DIRECTIONS FOR THIS TASK: Check each line of the records below for the string "title", then state how many lines contain it, with no other output.

— begin —

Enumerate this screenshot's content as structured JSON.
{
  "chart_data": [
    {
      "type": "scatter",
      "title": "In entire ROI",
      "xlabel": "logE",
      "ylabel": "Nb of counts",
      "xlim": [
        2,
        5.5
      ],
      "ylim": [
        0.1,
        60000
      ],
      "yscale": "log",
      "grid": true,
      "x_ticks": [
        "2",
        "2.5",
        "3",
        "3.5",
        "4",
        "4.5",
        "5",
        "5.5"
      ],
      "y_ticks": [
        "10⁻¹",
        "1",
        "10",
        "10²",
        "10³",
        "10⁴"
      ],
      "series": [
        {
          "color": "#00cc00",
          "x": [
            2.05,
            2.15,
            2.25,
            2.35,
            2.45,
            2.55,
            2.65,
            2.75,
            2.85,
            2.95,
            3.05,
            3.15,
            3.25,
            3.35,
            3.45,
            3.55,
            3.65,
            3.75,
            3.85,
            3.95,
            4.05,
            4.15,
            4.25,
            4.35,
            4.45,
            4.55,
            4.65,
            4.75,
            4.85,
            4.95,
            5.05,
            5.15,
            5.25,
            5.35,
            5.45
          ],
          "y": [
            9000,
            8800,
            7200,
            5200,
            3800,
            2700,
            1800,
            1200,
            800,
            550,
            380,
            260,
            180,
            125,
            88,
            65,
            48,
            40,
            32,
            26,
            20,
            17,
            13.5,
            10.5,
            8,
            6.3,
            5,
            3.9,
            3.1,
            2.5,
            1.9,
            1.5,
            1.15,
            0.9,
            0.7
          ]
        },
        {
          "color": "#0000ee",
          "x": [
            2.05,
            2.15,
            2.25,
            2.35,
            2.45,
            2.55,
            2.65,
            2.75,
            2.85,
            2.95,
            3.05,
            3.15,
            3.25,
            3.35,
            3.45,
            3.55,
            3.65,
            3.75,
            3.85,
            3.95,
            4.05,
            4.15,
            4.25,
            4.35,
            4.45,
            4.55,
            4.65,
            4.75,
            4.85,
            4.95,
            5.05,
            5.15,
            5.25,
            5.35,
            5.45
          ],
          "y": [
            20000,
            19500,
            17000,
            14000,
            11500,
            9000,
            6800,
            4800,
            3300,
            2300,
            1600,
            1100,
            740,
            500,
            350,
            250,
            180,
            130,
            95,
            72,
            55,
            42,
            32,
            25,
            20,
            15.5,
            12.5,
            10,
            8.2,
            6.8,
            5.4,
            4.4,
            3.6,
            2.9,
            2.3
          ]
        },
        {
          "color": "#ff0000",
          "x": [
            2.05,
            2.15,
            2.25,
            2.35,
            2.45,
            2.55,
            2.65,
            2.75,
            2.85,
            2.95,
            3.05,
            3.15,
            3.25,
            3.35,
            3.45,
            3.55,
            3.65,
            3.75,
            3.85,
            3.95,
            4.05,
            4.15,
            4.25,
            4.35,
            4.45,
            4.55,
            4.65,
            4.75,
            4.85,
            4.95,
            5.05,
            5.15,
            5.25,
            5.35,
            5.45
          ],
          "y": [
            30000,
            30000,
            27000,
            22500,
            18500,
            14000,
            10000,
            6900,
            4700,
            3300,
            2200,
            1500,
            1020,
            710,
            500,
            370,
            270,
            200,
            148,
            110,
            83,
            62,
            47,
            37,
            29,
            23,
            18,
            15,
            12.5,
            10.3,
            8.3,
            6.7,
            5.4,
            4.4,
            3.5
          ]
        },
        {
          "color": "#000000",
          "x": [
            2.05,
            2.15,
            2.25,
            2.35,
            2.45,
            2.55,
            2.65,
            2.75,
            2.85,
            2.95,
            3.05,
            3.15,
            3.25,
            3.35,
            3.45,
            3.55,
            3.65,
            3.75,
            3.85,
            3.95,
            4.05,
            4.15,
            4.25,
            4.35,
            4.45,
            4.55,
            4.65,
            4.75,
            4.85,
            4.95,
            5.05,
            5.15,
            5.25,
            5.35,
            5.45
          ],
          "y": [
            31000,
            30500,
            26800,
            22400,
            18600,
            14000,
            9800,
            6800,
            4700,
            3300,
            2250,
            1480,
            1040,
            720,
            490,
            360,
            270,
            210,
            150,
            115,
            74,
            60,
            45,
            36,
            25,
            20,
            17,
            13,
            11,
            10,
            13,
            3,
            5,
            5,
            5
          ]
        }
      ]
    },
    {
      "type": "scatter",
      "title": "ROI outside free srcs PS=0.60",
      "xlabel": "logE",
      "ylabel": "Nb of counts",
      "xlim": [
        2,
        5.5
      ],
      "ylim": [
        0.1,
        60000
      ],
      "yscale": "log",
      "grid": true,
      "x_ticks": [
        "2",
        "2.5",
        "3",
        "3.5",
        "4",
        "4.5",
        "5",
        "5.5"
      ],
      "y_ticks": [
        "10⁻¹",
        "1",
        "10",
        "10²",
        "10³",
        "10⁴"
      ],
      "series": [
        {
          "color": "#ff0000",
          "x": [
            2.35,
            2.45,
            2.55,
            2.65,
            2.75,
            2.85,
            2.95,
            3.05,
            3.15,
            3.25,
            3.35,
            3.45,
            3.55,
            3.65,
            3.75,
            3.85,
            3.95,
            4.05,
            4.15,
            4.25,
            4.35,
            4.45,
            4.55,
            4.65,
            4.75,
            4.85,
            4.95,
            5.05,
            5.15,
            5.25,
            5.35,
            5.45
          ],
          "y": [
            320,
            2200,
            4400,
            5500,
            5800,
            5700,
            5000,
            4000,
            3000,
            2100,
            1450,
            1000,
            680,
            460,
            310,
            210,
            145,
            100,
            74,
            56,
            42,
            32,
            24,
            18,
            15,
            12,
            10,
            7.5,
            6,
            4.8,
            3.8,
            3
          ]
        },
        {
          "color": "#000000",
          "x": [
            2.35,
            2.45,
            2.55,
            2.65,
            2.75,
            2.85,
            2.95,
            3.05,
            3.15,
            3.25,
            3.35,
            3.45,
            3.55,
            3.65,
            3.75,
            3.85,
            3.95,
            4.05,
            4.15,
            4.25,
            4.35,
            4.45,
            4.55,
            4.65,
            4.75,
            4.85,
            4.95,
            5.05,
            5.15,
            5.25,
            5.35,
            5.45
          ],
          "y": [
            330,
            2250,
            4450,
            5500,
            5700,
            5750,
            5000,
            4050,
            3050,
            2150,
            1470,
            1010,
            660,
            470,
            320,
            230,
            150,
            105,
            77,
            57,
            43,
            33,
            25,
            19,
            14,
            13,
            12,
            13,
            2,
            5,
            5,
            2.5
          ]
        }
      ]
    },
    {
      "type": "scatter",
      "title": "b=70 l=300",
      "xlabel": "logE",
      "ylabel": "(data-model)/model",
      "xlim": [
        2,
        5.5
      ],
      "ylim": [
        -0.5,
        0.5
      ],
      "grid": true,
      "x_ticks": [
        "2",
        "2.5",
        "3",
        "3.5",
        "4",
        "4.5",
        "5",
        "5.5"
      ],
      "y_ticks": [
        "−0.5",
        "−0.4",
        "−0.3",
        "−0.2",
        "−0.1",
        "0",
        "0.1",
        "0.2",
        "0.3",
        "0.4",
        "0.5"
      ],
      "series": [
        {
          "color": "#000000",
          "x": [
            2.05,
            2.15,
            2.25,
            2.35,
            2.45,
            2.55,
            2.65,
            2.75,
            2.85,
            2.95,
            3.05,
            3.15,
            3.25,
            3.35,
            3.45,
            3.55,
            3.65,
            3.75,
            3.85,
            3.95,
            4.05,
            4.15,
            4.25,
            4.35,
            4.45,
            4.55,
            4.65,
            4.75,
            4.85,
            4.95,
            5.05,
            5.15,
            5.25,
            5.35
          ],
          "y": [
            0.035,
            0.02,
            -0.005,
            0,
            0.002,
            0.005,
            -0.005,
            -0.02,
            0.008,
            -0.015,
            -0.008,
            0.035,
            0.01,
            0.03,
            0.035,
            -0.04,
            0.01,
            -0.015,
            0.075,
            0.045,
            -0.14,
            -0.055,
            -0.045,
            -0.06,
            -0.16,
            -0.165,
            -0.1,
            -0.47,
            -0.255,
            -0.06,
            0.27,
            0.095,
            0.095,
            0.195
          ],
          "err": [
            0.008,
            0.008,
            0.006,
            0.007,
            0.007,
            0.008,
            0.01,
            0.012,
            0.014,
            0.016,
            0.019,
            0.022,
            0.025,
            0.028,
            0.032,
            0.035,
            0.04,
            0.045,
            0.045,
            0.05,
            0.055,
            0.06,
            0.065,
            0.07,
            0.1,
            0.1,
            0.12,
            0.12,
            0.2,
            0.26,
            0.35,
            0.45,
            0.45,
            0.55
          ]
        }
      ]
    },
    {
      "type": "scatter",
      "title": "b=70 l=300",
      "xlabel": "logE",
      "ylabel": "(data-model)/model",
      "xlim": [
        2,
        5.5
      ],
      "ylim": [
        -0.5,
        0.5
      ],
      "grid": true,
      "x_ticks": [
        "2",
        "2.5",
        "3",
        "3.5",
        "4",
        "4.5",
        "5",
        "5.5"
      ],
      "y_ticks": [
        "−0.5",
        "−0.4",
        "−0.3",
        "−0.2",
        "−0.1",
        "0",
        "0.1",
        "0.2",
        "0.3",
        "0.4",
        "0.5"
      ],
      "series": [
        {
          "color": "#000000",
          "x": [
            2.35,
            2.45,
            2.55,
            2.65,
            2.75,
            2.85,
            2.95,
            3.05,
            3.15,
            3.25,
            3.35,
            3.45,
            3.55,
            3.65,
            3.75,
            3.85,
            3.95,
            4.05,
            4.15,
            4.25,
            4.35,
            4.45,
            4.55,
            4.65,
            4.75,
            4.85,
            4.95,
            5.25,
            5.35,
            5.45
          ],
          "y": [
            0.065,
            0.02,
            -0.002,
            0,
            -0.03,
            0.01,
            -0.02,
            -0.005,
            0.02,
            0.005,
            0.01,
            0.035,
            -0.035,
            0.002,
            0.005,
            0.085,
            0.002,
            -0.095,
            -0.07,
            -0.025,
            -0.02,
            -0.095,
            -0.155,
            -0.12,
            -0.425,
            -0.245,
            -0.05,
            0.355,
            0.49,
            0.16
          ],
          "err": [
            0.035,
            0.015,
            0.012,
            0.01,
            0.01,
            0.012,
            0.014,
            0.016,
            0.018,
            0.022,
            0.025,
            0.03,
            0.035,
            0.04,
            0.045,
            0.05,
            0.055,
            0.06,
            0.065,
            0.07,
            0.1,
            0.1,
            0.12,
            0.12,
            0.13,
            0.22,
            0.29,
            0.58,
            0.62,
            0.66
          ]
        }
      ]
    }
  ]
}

— end —

RESULT FOR THIS TASK: 4